Dataset entries
________
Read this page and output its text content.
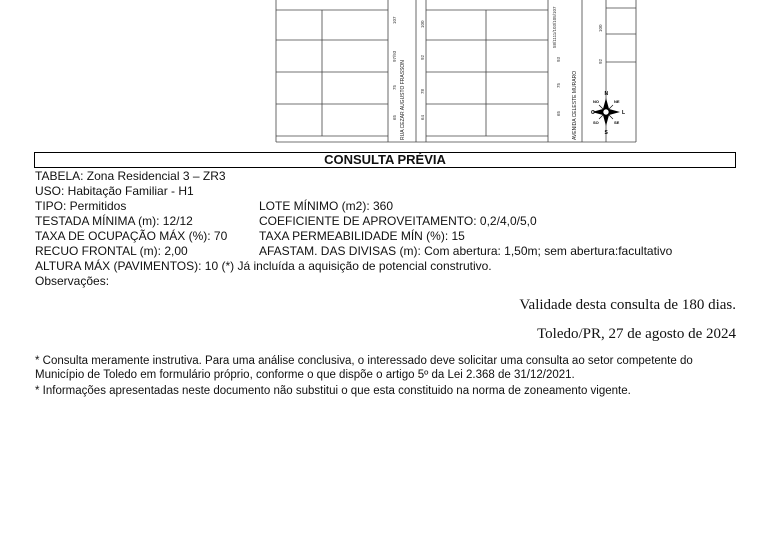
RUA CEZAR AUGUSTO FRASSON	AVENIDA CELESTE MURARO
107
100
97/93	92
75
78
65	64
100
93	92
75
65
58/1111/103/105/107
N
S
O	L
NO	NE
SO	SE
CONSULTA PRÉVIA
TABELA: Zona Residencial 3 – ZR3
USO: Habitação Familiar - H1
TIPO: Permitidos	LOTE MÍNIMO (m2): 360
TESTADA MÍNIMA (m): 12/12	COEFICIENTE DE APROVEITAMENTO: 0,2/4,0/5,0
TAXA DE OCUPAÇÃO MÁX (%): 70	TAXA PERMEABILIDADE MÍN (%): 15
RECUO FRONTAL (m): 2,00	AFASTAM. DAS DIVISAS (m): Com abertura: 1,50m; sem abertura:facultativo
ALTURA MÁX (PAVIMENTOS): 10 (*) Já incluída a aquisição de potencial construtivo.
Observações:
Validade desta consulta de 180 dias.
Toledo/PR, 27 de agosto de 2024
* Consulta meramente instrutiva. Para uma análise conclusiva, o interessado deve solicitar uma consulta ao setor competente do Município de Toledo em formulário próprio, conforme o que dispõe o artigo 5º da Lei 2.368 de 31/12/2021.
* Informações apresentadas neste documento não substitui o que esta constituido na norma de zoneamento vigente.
________
WHAT YOU NEED TO DO:
Give only the number of lines in the entries that contain "Toledo".

EXERCISE SOLUTION:
2